#### [Extrait de la page]
━━━━

L’année suivante, Russell exposa au premier Stampede de Calgary, ce qui lui attira à la fois l’attention internationale et de nouveaux mécènes. L’exposition connut un grand succès – 13 des 20 tableaux catalogués furent vendus, dont 3, illustrant des cow-boys, à sir Henry Mill Pellatt* de Toronto, et 4, représentant des Amérindiens, à un noble anglais – et Russell exposa de nouveau ses œuvres en 1913 à l’occasion d’un stampede à Winnipeg. Les relations qu’il noua au Canada le conduisirent à sa seule exposition outre-mer, aux Doré Galleries de Londres, en 1914. Russell avait déjà bénéficié de l’appui de Canadiens. En effet, en 1897, William Bleasdell Cameron*, qui représentait un journal américain consacré à la chasse et à la pêche, lui avait commandé six dessins pour illustrer ses mémoires de ses deux mois de captivité au camp de Gros Ours [Mistahimaskwa*], à la suite de l’attaque au lac La Grenouille (lac Frog, Alberta) en 1885. L’ingénieur Charles Alexander Magrath*, de Lethbridge, avait persuadé Russell en 1905 de faire une peinture à l’huile représentant une bataille rangée entre Pieds-Noirs, Cris et Assiniboines qui avait éclaté tout près de ce dernier endroit en 1870 [V. Jerry Potts*]. Habituellement, Russell vendait des tableaux montrant des scènes générales de la vie des Amérindiens et des cow-boys à des mécènes canadiens tels que Jimmy Simpson, équipeur et guide à Banff, ainsi qu’à William B. Campbell, propriétaire d’un ranch en Alberta qui fit la connaissance de Russell au Stampede de Winnipeg en 1913. Cependant, après le succès qu’il connut à Calgary, il ajouta à son répertoire des sujets typiquement canadiens en produisant, à raison d’une par année entre 1912 et 1915, quatre importantes peintures à l’huile mettant en vedette la police à cheval.

━━━━

#### [Données de l'exercice]

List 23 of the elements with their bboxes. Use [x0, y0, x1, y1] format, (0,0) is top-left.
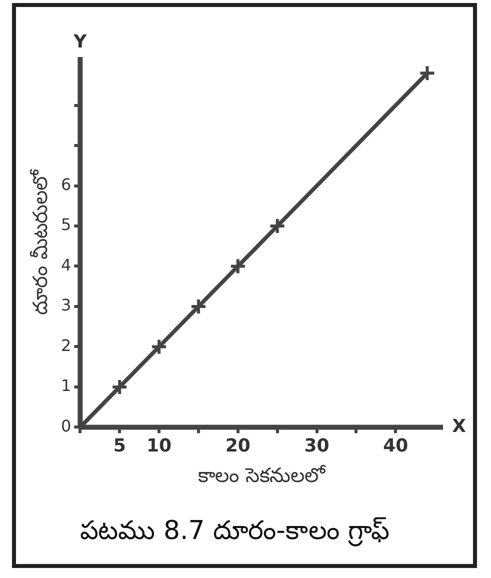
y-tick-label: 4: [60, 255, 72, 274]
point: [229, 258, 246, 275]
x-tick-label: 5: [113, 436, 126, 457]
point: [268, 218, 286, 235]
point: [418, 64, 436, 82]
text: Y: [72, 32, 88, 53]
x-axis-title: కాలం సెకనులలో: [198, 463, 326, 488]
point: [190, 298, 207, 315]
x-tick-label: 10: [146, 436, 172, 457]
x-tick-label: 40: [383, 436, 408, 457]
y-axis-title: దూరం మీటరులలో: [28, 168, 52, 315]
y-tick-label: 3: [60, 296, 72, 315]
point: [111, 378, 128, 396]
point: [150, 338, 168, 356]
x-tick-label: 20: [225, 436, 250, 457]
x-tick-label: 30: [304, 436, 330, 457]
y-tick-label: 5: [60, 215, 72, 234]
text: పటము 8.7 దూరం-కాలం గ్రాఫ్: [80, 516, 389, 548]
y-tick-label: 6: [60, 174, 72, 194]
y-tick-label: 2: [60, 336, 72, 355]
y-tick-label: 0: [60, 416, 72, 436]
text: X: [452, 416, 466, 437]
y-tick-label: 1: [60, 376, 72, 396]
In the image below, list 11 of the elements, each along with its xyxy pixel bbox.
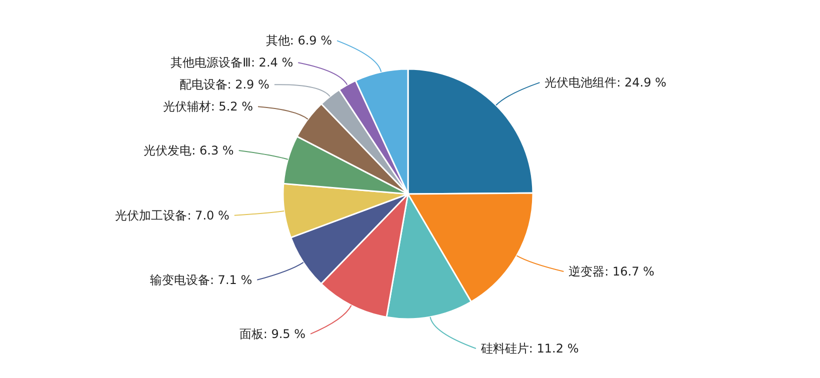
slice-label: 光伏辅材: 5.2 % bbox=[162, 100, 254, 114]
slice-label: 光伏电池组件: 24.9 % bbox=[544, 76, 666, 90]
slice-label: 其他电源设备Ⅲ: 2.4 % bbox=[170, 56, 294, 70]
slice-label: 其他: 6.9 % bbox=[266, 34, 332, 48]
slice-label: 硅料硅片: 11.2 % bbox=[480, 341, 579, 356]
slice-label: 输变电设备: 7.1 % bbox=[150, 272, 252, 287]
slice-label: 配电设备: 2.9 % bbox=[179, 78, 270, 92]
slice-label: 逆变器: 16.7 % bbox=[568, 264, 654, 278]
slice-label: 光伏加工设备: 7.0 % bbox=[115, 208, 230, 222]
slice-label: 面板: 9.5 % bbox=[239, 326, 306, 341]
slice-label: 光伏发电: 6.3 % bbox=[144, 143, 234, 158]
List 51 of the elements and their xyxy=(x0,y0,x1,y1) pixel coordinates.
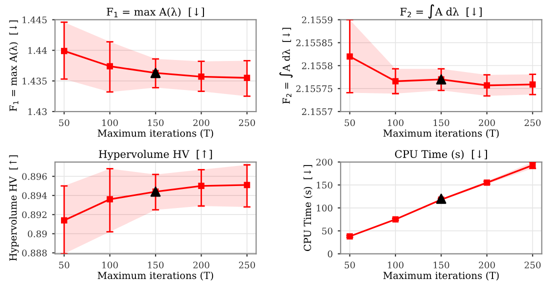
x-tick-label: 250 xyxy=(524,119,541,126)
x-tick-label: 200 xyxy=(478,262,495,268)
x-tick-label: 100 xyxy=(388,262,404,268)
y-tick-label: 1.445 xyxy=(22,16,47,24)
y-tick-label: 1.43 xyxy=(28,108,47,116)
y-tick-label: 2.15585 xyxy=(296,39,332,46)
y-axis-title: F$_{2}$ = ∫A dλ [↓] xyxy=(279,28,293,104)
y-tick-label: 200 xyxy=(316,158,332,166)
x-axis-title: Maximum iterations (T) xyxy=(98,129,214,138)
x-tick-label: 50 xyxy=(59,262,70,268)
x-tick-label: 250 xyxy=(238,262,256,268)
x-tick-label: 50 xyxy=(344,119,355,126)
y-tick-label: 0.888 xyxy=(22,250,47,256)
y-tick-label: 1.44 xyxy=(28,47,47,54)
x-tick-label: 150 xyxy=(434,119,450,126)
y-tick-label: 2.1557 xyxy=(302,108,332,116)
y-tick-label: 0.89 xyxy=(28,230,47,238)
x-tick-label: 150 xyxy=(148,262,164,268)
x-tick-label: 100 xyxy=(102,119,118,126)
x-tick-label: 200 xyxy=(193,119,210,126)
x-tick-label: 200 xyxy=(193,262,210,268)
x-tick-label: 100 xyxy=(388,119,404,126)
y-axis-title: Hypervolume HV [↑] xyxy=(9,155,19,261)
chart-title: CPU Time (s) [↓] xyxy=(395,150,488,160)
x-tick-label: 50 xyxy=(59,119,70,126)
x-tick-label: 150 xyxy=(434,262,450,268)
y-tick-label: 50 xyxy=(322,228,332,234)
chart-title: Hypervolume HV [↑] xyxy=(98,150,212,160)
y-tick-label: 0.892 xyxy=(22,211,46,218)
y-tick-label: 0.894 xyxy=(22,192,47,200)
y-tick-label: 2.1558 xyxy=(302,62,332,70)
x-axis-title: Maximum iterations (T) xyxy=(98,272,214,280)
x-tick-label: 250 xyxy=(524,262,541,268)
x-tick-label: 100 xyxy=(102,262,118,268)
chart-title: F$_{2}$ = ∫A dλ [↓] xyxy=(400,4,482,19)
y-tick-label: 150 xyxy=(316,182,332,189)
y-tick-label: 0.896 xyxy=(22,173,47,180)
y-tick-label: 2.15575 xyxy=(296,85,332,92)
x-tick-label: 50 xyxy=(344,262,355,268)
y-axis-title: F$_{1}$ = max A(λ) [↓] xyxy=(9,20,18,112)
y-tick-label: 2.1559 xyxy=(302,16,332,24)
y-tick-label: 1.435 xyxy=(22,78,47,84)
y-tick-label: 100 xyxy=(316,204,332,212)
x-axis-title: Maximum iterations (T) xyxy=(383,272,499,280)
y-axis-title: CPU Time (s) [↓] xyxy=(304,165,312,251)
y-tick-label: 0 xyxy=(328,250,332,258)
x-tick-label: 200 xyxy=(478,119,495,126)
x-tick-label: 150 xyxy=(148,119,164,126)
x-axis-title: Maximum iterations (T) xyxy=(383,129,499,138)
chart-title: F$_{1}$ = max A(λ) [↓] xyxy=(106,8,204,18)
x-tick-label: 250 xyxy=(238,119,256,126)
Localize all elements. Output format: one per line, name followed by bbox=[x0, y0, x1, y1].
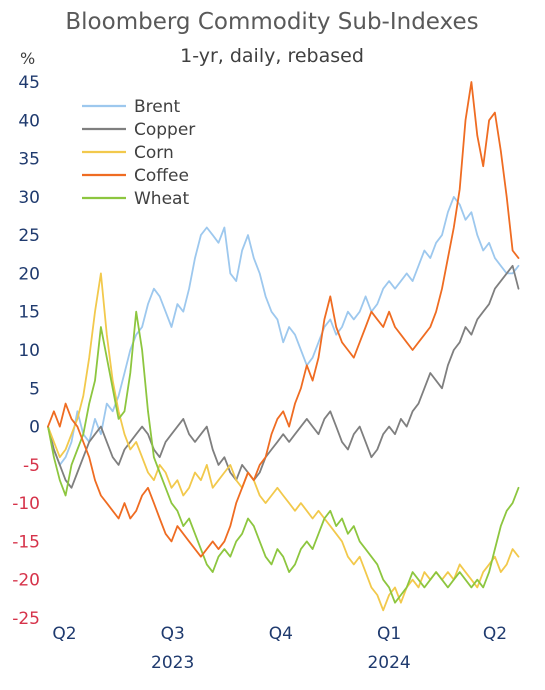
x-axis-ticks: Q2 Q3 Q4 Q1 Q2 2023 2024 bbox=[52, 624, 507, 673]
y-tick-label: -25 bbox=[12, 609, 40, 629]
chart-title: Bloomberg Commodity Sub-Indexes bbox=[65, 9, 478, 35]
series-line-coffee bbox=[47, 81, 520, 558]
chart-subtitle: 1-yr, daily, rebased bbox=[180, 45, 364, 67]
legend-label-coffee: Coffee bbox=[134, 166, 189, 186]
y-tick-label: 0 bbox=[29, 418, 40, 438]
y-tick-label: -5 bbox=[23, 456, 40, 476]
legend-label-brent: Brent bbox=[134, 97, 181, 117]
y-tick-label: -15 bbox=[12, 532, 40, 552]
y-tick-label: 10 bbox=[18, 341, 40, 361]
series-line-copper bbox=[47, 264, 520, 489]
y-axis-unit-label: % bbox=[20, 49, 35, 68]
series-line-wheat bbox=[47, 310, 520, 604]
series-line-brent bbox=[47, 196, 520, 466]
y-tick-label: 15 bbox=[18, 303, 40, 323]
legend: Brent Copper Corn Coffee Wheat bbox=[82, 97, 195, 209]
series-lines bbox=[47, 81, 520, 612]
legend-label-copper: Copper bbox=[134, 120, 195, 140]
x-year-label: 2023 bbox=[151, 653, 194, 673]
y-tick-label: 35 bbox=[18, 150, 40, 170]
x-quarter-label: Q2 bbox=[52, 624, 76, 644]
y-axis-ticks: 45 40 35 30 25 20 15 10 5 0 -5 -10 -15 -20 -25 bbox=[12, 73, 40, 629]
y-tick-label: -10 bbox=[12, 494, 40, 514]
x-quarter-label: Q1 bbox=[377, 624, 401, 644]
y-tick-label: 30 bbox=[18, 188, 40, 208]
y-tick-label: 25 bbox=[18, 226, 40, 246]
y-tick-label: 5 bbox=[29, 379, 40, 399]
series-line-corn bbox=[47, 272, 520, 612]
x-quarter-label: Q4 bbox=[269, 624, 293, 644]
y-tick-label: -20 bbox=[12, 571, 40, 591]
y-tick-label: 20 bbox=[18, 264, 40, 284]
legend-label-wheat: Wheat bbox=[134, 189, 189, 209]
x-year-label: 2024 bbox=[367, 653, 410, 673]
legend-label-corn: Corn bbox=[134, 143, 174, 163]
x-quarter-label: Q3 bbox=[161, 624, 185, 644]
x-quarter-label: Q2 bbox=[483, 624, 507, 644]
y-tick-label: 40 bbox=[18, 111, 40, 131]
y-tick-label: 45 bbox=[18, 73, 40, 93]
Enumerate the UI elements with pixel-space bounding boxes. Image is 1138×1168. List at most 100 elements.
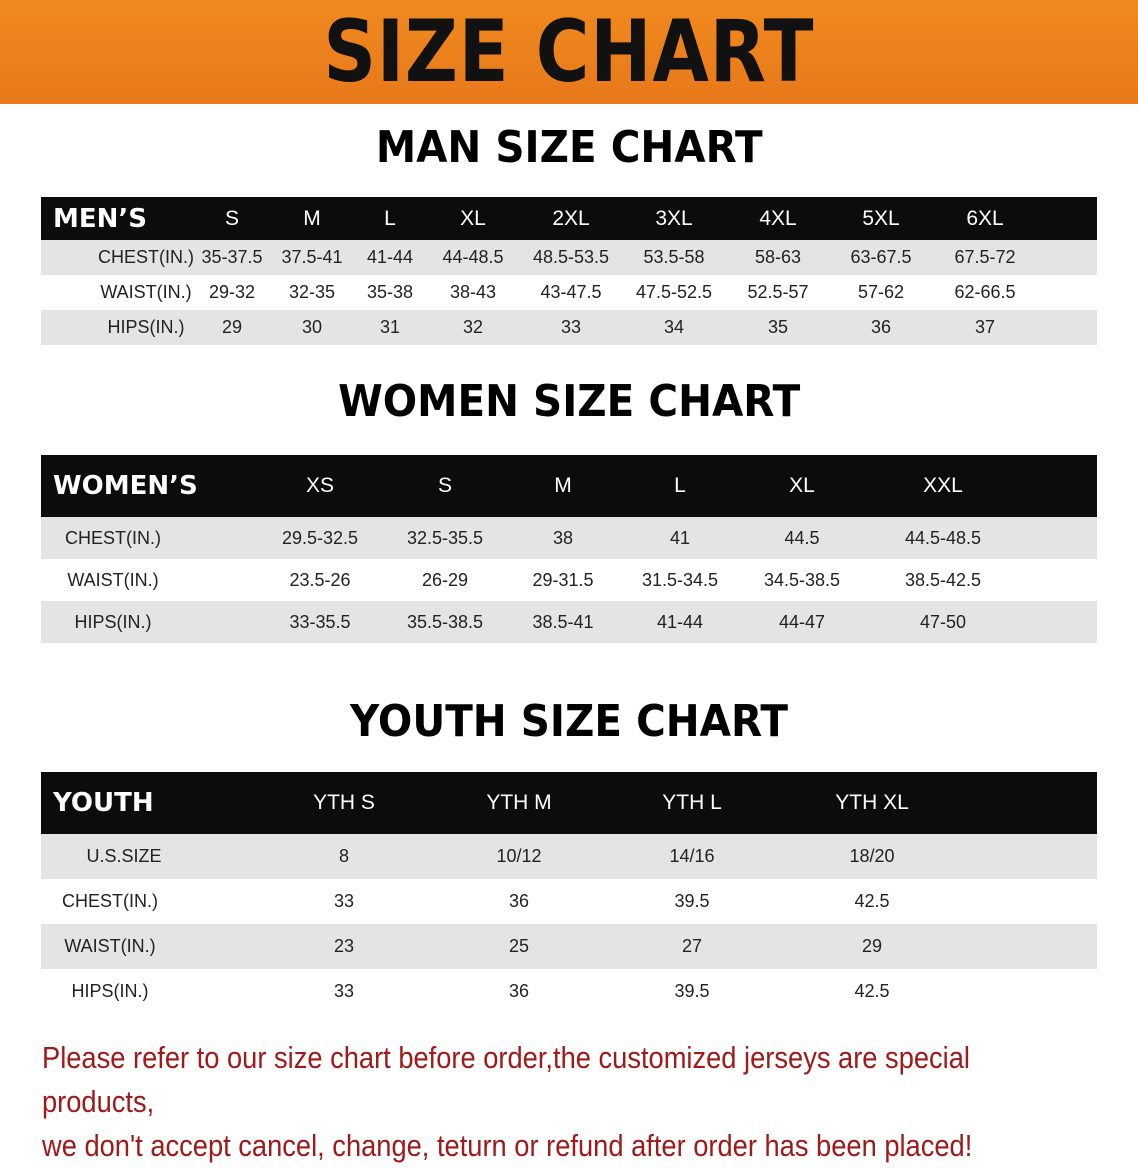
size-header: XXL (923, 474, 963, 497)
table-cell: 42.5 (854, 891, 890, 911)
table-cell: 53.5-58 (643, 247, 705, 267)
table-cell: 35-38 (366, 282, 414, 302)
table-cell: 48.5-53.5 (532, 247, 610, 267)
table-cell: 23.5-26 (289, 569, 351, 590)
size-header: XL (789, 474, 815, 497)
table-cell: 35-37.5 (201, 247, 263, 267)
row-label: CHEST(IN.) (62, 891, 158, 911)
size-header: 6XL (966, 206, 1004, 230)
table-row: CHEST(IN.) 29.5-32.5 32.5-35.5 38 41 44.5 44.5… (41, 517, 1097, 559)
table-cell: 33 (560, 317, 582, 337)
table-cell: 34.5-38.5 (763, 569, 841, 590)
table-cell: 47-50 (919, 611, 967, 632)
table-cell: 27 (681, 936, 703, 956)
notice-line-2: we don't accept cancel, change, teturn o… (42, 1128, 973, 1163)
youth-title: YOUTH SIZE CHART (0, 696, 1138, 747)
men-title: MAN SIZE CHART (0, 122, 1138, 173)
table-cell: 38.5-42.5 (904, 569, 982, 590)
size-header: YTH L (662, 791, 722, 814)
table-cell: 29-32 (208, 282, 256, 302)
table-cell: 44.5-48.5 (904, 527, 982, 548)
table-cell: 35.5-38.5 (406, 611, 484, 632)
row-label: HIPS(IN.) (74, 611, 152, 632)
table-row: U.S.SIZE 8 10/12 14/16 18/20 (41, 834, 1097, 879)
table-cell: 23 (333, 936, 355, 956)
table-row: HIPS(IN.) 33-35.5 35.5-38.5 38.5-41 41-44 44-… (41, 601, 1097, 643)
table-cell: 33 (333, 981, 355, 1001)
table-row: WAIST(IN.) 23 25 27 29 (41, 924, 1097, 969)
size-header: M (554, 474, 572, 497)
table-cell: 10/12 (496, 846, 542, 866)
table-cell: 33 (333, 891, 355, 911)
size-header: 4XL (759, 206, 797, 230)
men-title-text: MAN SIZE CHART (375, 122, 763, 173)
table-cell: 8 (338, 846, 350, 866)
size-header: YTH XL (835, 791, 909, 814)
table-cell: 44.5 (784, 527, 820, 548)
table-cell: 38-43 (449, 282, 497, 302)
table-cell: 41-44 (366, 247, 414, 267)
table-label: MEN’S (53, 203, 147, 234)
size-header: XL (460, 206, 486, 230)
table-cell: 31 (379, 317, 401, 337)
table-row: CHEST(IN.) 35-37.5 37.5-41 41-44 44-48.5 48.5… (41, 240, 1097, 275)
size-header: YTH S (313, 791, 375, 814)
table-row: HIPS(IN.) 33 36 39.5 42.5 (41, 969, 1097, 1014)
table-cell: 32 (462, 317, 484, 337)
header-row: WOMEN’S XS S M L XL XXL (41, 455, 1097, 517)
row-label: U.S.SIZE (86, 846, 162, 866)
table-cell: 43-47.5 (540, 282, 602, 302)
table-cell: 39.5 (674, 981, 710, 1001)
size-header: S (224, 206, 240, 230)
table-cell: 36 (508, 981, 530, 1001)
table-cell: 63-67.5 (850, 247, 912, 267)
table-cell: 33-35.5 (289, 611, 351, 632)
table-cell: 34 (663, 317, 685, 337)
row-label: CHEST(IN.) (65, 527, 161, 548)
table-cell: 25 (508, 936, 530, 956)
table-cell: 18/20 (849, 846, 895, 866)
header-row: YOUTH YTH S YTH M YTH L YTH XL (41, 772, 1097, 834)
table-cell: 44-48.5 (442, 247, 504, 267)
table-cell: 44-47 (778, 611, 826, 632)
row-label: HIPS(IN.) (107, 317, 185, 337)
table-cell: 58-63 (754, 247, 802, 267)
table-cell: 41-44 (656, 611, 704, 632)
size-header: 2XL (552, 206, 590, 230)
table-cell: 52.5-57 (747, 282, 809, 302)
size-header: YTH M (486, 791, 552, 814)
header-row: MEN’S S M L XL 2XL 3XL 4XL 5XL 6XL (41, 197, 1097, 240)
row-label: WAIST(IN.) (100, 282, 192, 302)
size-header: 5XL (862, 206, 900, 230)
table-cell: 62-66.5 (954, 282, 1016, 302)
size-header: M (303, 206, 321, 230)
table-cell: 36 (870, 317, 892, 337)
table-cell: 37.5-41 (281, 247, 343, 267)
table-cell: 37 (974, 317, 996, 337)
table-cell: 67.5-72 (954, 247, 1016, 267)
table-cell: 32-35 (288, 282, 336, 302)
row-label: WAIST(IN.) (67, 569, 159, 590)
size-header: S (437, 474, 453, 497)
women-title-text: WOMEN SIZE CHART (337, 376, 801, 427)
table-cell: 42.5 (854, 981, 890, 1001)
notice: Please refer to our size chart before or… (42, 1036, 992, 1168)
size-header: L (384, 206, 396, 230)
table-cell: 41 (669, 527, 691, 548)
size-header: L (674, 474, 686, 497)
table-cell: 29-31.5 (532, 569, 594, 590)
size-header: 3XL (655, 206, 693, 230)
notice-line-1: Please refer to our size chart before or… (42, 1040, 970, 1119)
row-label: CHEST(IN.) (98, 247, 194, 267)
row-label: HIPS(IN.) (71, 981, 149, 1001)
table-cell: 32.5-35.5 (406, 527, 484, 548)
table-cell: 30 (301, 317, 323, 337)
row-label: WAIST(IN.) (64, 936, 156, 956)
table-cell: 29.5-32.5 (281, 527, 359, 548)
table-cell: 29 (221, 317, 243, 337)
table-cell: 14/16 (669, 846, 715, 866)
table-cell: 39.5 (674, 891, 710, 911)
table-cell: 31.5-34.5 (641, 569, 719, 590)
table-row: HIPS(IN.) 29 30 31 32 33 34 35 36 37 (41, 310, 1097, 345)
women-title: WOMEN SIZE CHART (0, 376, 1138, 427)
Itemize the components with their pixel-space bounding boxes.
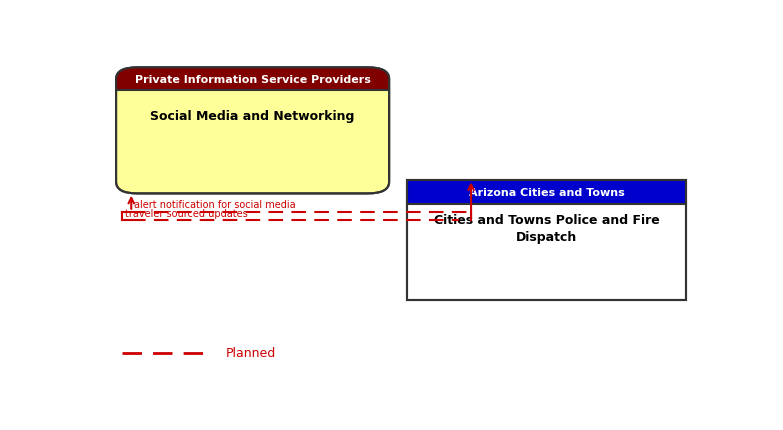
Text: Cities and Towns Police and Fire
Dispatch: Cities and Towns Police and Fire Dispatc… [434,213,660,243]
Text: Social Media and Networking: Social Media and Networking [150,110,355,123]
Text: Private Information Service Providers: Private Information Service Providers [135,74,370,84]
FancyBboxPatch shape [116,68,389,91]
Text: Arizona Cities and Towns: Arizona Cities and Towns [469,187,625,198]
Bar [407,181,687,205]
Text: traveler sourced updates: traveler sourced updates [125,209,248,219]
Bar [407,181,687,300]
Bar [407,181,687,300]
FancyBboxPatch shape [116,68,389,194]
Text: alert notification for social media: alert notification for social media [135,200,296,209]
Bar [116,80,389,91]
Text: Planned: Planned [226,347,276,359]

━━━━

#### [Tâches à réaliser]
(1) Recopiez à l'identique la partie des enregistrements qui s'ouvre sur leur toute première ligne et se ferme sur la ligne contenant « List 51 of the », les deux bornes comprises. Laissez les images hors de votre réponse.
(2) Prolongez l'extrait sur Russell et ses mécènes canadiens à partir de sa dernière phrase.

#### [Résultats par tâche]
(1)
List 23 of the elements with their bboxes. Use [x0, y0, x1, y1] format, (0,0) is top-left.
y-tick-label: 4: [60, 255, 72, 274]
point: [229, 258, 246, 275]
x-tick-label: 5: [113, 436, 126, 457]
point: [268, 218, 286, 235]
point: [418, 64, 436, 82]
text: Y: [72, 32, 88, 53]
x-axis-title: కాలం సెకనులలో: [198, 463, 326, 488]
point: [190, 298, 207, 315]
x-tick-label: 10: [146, 436, 172, 457]
x-tick-label: 40: [383, 436, 408, 457]
y-axis-title: దూరం మీటరులలో: [28, 168, 52, 315]
y-tick-label: 3: [60, 296, 72, 315]
point: [111, 378, 128, 396]
point: [150, 338, 168, 356]
x-tick-label: 20: [225, 436, 250, 457]
x-tick-label: 30: [304, 436, 330, 457]
y-tick-label: 5: [60, 215, 72, 234]
text: పటము 8.7 దూరం-కాలం గ్రాఫ్: [80, 516, 389, 548]
y-tick-label: 6: [60, 174, 72, 194]
y-tick-label: 2: [60, 336, 72, 355]
y-tick-label: 0: [60, 416, 72, 436]
text: X: [452, 416, 466, 437]
y-tick-label: 1: [60, 376, 72, 396]
In the image below, list 11 of the elements, each along with its xyxy pixel bbox.
slice-label: 光伏辅材: 5.2 % bbox=[162, 100, 254, 114]
slice-label: 光伏电池组件: 24.9 % bbox=[544, 76, 666, 90]
slice-label: 其他电源设备Ⅲ: 2.4 % bbox=[170, 56, 294, 70]
slice-label: 其他: 6.9 % bbox=[266, 34, 332, 48]
slice-label: 硅料硅片: 11.2 % bbox=[480, 341, 579, 356]
slice-label: 输变电设备: 7.1 % bbox=[150, 272, 252, 287]
slice-label: 配电设备: 2.9 % bbox=[179, 78, 270, 92]
slice-label: 逆变器: 16.7 % bbox=[568, 264, 654, 278]
slice-label: 光伏加工设备: 7.0 % bbox=[115, 208, 230, 222]
slice-label: 面板: 9.5 % bbox=[239, 326, 306, 341]
slice-label: 光伏发电: 6.3 % bbox=[144, 143, 234, 158]
List 51 of the elements and their xyxy=(x0,y0,x1,y1) pixel coordinates.

(2)
Les « quatre grands » qui avaient soutenu le premier Stampede de Calgary – George Lane, Alfred Ernest Cross*, Patrick Burns* et Archibald James McLean* – étaient tous associés à l’industrie du bétail en Alberta et Lane devint un mécène de premier ordre. Lorsque les Russell furent de nouveau attirés au Canada en 1919 pour participer à des expositions au « Victory Stampede » de Calgary et à Saskatoon, Cross acheta une œuvre représentant un cow-boy, tandis que Burns fit l’acquisition de l’une des huiles sur la police à cheval, Whiskey smugglers caught with the goods (1913), et Lane se procura deux autres de cette série, The queen’s war hounds (1914) et When law dulls the edge of chance (1915). Plus tard, Lane donna la première à la province de l’Alberta ; quant à la dernière, elle fut offerte au prince de Galles, qui, à l’occasion d’un voyage prolongé au Canada, avait acheté le ranch voisin du Bar U Ranch, alors propriété de Lane. La hausse des prix consentis pour les toiles de Russell à cette époque témoigne de sa réussite sur la scène artistique ; dès 1920, une seule huile se vendait 10 000 $.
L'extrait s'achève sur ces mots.